SET TASK ::
Can you transcribe the data exactly? Leave the pictures out.

-- START OF DATA LISTING --

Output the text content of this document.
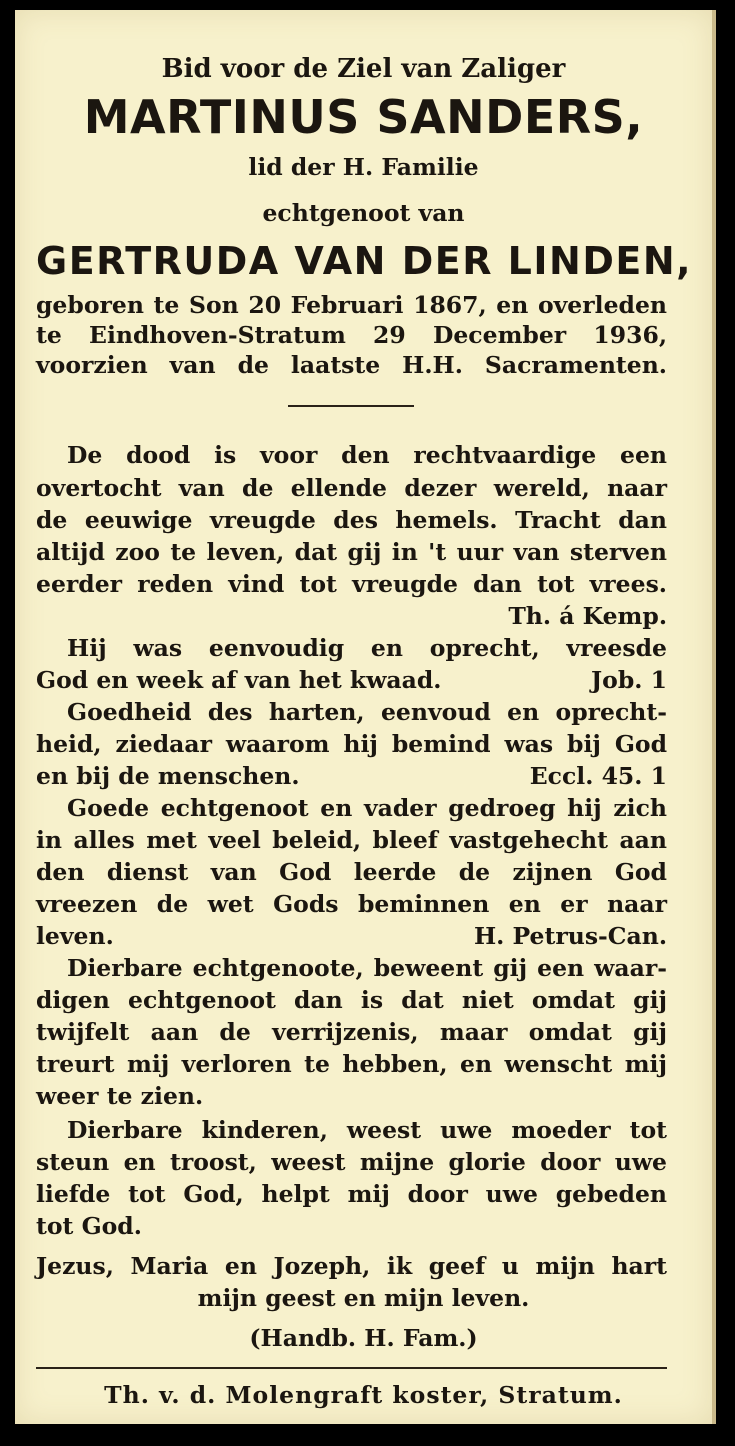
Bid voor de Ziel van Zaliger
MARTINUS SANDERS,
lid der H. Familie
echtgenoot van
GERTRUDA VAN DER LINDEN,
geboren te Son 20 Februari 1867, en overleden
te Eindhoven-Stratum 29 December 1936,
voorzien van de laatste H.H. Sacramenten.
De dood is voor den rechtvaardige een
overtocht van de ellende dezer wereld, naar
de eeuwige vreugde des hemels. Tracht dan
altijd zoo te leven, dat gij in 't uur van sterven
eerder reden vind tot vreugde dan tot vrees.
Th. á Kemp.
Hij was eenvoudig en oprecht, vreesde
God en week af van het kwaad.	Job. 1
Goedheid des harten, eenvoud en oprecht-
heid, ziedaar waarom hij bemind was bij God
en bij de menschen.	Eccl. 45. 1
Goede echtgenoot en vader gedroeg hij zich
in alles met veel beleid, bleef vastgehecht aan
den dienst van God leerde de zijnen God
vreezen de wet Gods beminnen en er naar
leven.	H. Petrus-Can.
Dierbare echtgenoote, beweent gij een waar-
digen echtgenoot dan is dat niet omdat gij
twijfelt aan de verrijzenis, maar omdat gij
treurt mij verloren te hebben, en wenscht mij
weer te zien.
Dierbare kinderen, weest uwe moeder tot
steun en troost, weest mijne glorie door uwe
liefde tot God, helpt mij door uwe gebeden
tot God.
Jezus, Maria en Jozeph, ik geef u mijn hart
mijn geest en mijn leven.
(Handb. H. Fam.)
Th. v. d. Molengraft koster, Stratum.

-- END OF DATA LISTING --

EXERCISE SOLUTION ::
Output the text content of this document.
Bid voor de Ziel van Zaliger
MARTINUS SANDERS,
lid der H. Familie
echtgenoot van
GERTRUDA VAN DER LINDEN,
geboren te Son 20 Februari 1867, en overleden
te Eindhoven-Stratum 29 December 1936,
voorzien van de laatste H.H. Sacramenten.
De dood is voor den rechtvaardige een
overtocht van de ellende dezer wereld, naar
de eeuwige vreugde des hemels. Tracht dan
altijd zoo te leven, dat gij in 't uur van sterven
eerder reden vind tot vreugde dan tot vrees.
Th. á Kemp.
Hij was eenvoudig en oprecht, vreesde
God en week af van het kwaad.	Job. 1
Goedheid des harten, eenvoud en oprecht-
heid, ziedaar waarom hij bemind was bij God
en bij de menschen.	Eccl. 45. 1
Goede echtgenoot en vader gedroeg hij zich
in alles met veel beleid, bleef vastgehecht aan
den dienst van God leerde de zijnen God
vreezen de wet Gods beminnen en er naar
leven.	H. Petrus-Can.
Dierbare echtgenoote, beweent gij een waar-
digen echtgenoot dan is dat niet omdat gij
twijfelt aan de verrijzenis, maar omdat gij
treurt mij verloren te hebben, en wenscht mij
weer te zien.
Dierbare kinderen, weest uwe moeder tot
steun en troost, weest mijne glorie door uwe
liefde tot God, helpt mij door uwe gebeden
tot God.
Jezus, Maria en Jozeph, ik geef u mijn hart
mijn geest en mijn leven.
(Handb. H. Fam.)
Th. v. d. Molengraft koster, Stratum.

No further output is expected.